- _Prompt_
Write out the material exactly, with the pictures left out.

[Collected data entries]
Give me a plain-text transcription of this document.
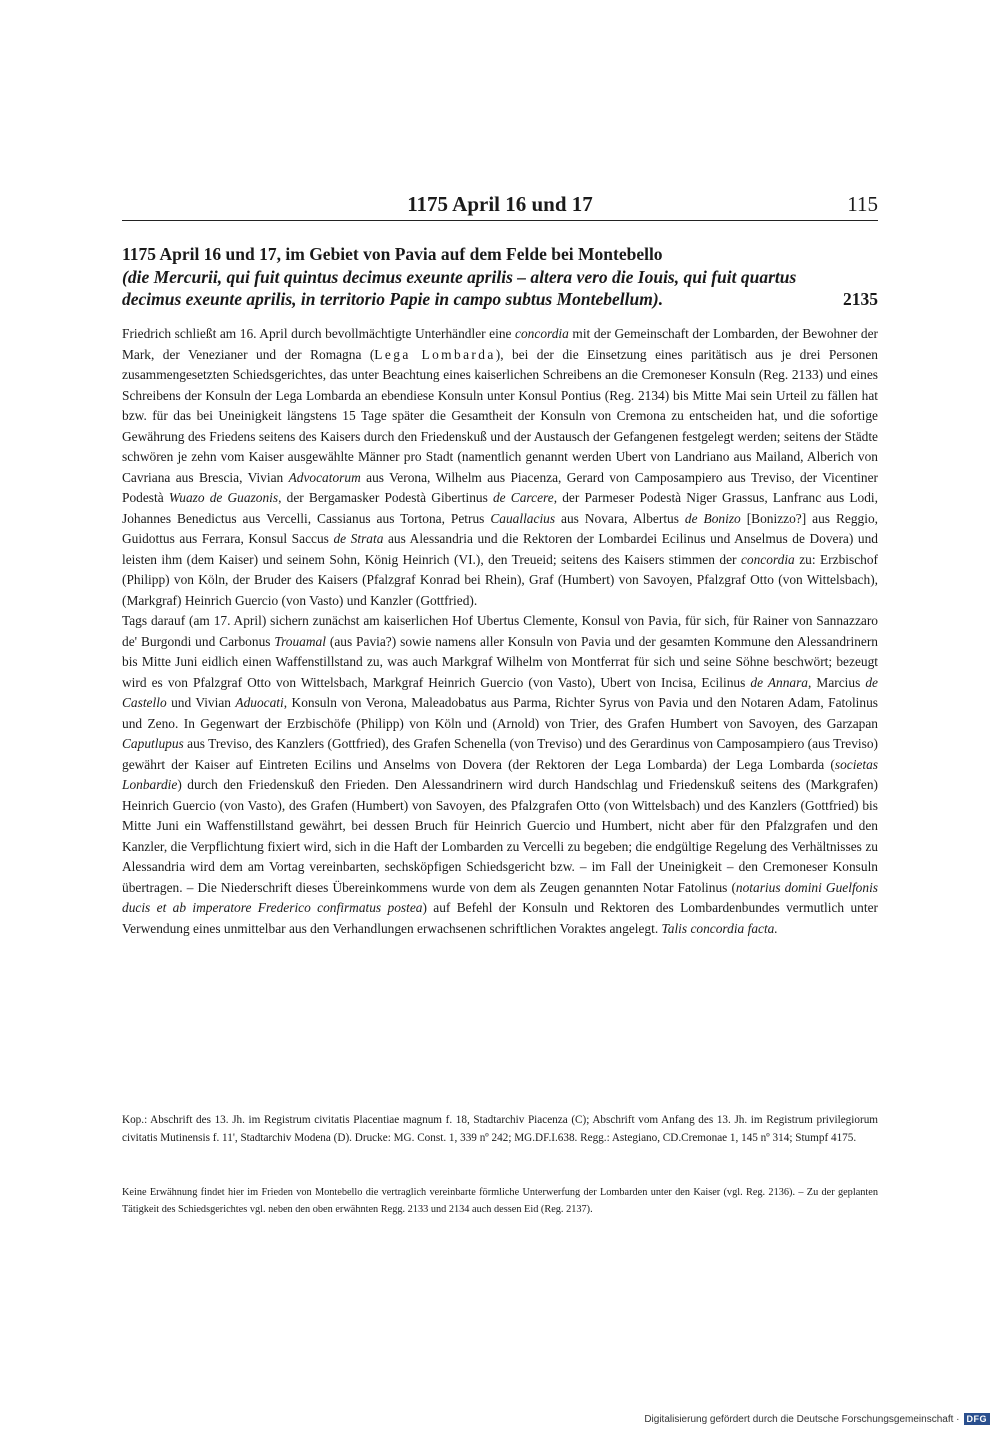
1175 April 16 und 17	115
1175 April 16 und 17, im Gebiet von Pavia auf dem Felde bei Montebello
(die Mercurii, qui fuit quintus decimus exeunte aprilis – altera vero die Iouis, qui fuit quartus decimus exeunte aprilis, in territorio Papie in campo subtus Montebellum).	2135

Friedrich schließt am 16. April durch bevollmächtigte Unterhändler eine concordia mit der Gemeinschaft der Lombarden, der Bewohner der Mark, der Venezianer und der Romagna (Lega Lombarda), bei der die Einsetzung eines paritätisch aus je drei Personen zusammengesetzten Schiedsgerichtes, das unter Beachtung eines kaiserlichen Schreibens an die Cremoneser Konsuln (Reg. 2133) und eines Schreibens der Konsuln der Lega Lombarda an ebendiese Konsuln unter Konsul Pontius (Reg. 2134) bis Mitte Mai sein Urteil zu fällen hat bzw. für das bei Uneinigkeit längstens 15 Tage später die Gesamtheit der Konsuln von Cremona zu entscheiden hat, und die sofortige Gewährung des Friedens seitens des Kaisers durch den Friedenskuß und der Austausch der Gefangenen festgelegt werden; seitens der Städte schwören je zehn vom Kaiser ausgewählte Männer pro Stadt (namentlich genannt werden Ubert von Landriano aus Mailand, Alberich von Cavriana aus Brescia, Vivian Advocatorum aus Verona, Wilhelm aus Piacenza, Gerard von Camposampiero aus Treviso, der Vicentiner Podestà Wuazo de Guazonis, der Bergamasker Podestà Gibertinus de Carcere, der Parmeser Podestà Niger Grassus, Lanfranc aus Lodi, Johannes Benedictus aus Vercelli, Cassianus aus Tortona, Petrus Cauallacius aus Novara, Albertus de Bonizo [Bonizzo?] aus Reggio, Guidottus aus Ferrara, Konsul Saccus de Strata aus Alessandria und die Rektoren der Lombardei Ecilinus und Anselmus de Dovera) und leisten ihm (dem Kaiser) und seinem Sohn, König Heinrich (VI.), den Treueid; seitens des Kaisers stimmen der concordia zu: Erzbischof (Philipp) von Köln, der Bruder des Kaisers (Pfalzgraf Konrad bei Rhein), Graf (Humbert) von Savoyen, Pfalzgraf Otto (von Wittelsbach), (Markgraf) Heinrich Guercio (von Vasto) und Kanzler (Gottfried).

Tags darauf (am 17. April) sichern zunächst am kaiserlichen Hof Ubertus Clemente, Konsul von Pavia, für sich, für Rainer von Sannazzaro de' Burgondi und Carbonus Trouamal (aus Pavia?) sowie namens aller Konsuln von Pavia und der gesamten Kommune den Alessandrinern bis Mitte Juni eidlich einen Waffenstillstand zu, was auch Markgraf Wilhelm von Montferrat für sich und seine Söhne beschwört; bezeugt wird es von Pfalzgraf Otto von Wittelsbach, Markgraf Heinrich Guercio (von Vasto), Ubert von Incisa, Ecilinus de Annara, Marcius de Castello und Vivian Aduocati, Konsuln von Verona, Maleadobatus aus Parma, Richter Syrus von Pavia und den Notaren Adam, Fatolinus und Zeno. In Gegenwart der Erzbischöfe (Philipp) von Köln und (Arnold) von Trier, des Grafen Humbert von Savoyen, des Garzapan Caputlupus aus Treviso, des Kanzlers (Gottfried), des Grafen Schenella (von Treviso) und des Gerardinus von Camposampiero (aus Treviso) gewährt der Kaiser auf Eintreten Ecilins und Anselms von Dovera (der Rektoren der Lega Lombarda) der Lega Lombarda (societas Lonbardie) durch den Friedenskuß den Frieden. Den Alessandrinern wird durch Handschlag und Friedenskuß seitens des (Markgrafen) Heinrich Guercio (von Vasto), des Grafen (Humbert) von Savoyen, des Pfalzgrafen Otto (von Wittelsbach) und des Kanzlers (Gottfried) bis Mitte Juni ein Waffenstillstand gewährt, bei dessen Bruch für Heinrich Guercio und Humbert, nicht aber für den Pfalzgrafen und den Kanzler, die Verpflichtung fixiert wird, sich in die Haft der Lombarden zu Vercelli zu begeben; die endgültige Regelung des Verhältnisses zu Alessandria wird dem am Vortag vereinbarten, sechsköpfigen Schiedsgericht bzw. – im Fall der Uneinigkeit – den Cremoneser Konsuln übertragen. – Die Niederschrift dieses Übereinkommens wurde von dem als Zeugen genannten Notar Fatolinus (notarius domini Guelfonis ducis et ab imperatore Frederico confirmatus postea) auf Befehl der Konsuln und Rektoren des Lombardenbundes vermutlich unter Verwendung eines unmittelbar aus den Verhandlungen erwachsenen schriftlichen Voraktes angelegt. Talis concordia facta.

Kop.: Abschrift des 13. Jh. im Registrum civitatis Placentiae magnum f. 18, Stadtarchiv Piacenza (C); Abschrift vom Anfang des 13. Jh. im Registrum privilegiorum civitatis Mutinensis f. 11', Stadtarchiv Modena (D). Drucke: MG. Const. 1, 339 nº 242; MG.DF.I.638. Regg.: Astegiano, CD.Cremonae 1, 145 nº 314; Stumpf 4175.
Keine Erwähnung findet hier im Frieden von Montebello die vertraglich vereinbarte förmliche Unterwerfung der Lombarden unter den Kaiser (vgl. Reg. 2136). – Zu der geplanten Tätigkeit des Schiedsgerichtes vgl. neben den oben erwähnten Regg. 2133 und 2134 auch dessen Eid (Reg. 2137).
Digitalisierung gefördert durch die Deutsche Forschungsgemeinschaft · DFG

- _Answer to the exercise_
Give me a plain-text transcription of this document.
1175 April 16 und 17	115
1175 April 16 und 17, im Gebiet von Pavia auf dem Felde bei Montebello
(die Mercurii, qui fuit quintus decimus exeunte aprilis – altera vero die Iouis, qui fuit quartus decimus exeunte aprilis, in territorio Papie in campo subtus Montebellum).	2135

Friedrich schließt am 16. April durch bevollmächtigte Unterhändler eine concordia mit der Gemeinschaft der Lombarden, der Bewohner der Mark, der Venezianer und der Romagna (Lega Lombarda), bei der die Einsetzung eines paritätisch aus je drei Personen zusammengesetzten Schiedsgerichtes, das unter Beachtung eines kaiserlichen Schreibens an die Cremoneser Konsuln (Reg. 2133) und eines Schreibens der Konsuln der Lega Lombarda an ebendiese Konsuln unter Konsul Pontius (Reg. 2134) bis Mitte Mai sein Urteil zu fällen hat bzw. für das bei Uneinigkeit längstens 15 Tage später die Gesamtheit der Konsuln von Cremona zu entscheiden hat, und die sofortige Gewährung des Friedens seitens des Kaisers durch den Friedenskuß und der Austausch der Gefangenen festgelegt werden; seitens der Städte schwören je zehn vom Kaiser ausgewählte Männer pro Stadt (namentlich genannt werden Ubert von Landriano aus Mailand, Alberich von Cavriana aus Brescia, Vivian Advocatorum aus Verona, Wilhelm aus Piacenza, Gerard von Camposampiero aus Treviso, der Vicentiner Podestà Wuazo de Guazonis, der Bergamasker Podestà Gibertinus de Carcere, der Parmeser Podestà Niger Grassus, Lanfranc aus Lodi, Johannes Benedictus aus Vercelli, Cassianus aus Tortona, Petrus Cauallacius aus Novara, Albertus de Bonizo [Bonizzo?] aus Reggio, Guidottus aus Ferrara, Konsul Saccus de Strata aus Alessandria und die Rektoren der Lombardei Ecilinus und Anselmus de Dovera) und leisten ihm (dem Kaiser) und seinem Sohn, König Heinrich (VI.), den Treueid; seitens des Kaisers stimmen der concordia zu: Erzbischof (Philipp) von Köln, der Bruder des Kaisers (Pfalzgraf Konrad bei Rhein), Graf (Humbert) von Savoyen, Pfalzgraf Otto (von Wittelsbach), (Markgraf) Heinrich Guercio (von Vasto) und Kanzler (Gottfried).

Tags darauf (am 17. April) sichern zunächst am kaiserlichen Hof Ubertus Clemente, Konsul von Pavia, für sich, für Rainer von Sannazzaro de' Burgondi und Carbonus Trouamal (aus Pavia?) sowie namens aller Konsuln von Pavia und der gesamten Kommune den Alessandrinern bis Mitte Juni eidlich einen Waffenstillstand zu, was auch Markgraf Wilhelm von Montferrat für sich und seine Söhne beschwört; bezeugt wird es von Pfalzgraf Otto von Wittelsbach, Markgraf Heinrich Guercio (von Vasto), Ubert von Incisa, Ecilinus de Annara, Marcius de Castello und Vivian Aduocati, Konsuln von Verona, Maleadobatus aus Parma, Richter Syrus von Pavia und den Notaren Adam, Fatolinus und Zeno. In Gegenwart der Erzbischöfe (Philipp) von Köln und (Arnold) von Trier, des Grafen Humbert von Savoyen, des Garzapan Caputlupus aus Treviso, des Kanzlers (Gottfried), des Grafen Schenella (von Treviso) und des Gerardinus von Camposampiero (aus Treviso) gewährt der Kaiser auf Eintreten Ecilins und Anselms von Dovera (der Rektoren der Lega Lombarda) der Lega Lombarda (societas Lonbardie) durch den Friedenskuß den Frieden. Den Alessandrinern wird durch Handschlag und Friedenskuß seitens des (Markgrafen) Heinrich Guercio (von Vasto), des Grafen (Humbert) von Savoyen, des Pfalzgrafen Otto (von Wittelsbach) und des Kanzlers (Gottfried) bis Mitte Juni ein Waffenstillstand gewährt, bei dessen Bruch für Heinrich Guercio und Humbert, nicht aber für den Pfalzgrafen und den Kanzler, die Verpflichtung fixiert wird, sich in die Haft der Lombarden zu Vercelli zu begeben; die endgültige Regelung des Verhältnisses zu Alessandria wird dem am Vortag vereinbarten, sechsköpfigen Schiedsgericht bzw. – im Fall der Uneinigkeit – den Cremoneser Konsuln übertragen. – Die Niederschrift dieses Übereinkommens wurde von dem als Zeugen genannten Notar Fatolinus (notarius domini Guelfonis ducis et ab imperatore Frederico confirmatus postea) auf Befehl der Konsuln und Rektoren des Lombardenbundes vermutlich unter Verwendung eines unmittelbar aus den Verhandlungen erwachsenen schriftlichen Voraktes angelegt. Talis concordia facta.

Kop.: Abschrift des 13. Jh. im Registrum civitatis Placentiae magnum f. 18, Stadtarchiv Piacenza (C); Abschrift vom Anfang des 13. Jh. im Registrum privilegiorum civitatis Mutinensis f. 11', Stadtarchiv Modena (D). Drucke: MG. Const. 1, 339 nº 242; MG.DF.I.638. Regg.: Astegiano, CD.Cremonae 1, 145 nº 314; Stumpf 4175.
Keine Erwähnung findet hier im Frieden von Montebello die vertraglich vereinbarte förmliche Unterwerfung der Lombarden unter den Kaiser (vgl. Reg. 2136). – Zu der geplanten Tätigkeit des Schiedsgerichtes vgl. neben den oben erwähnten Regg. 2133 und 2134 auch dessen Eid (Reg. 2137).
Digitalisierung gefördert durch die Deutsche Forschungsgemeinschaft · DFG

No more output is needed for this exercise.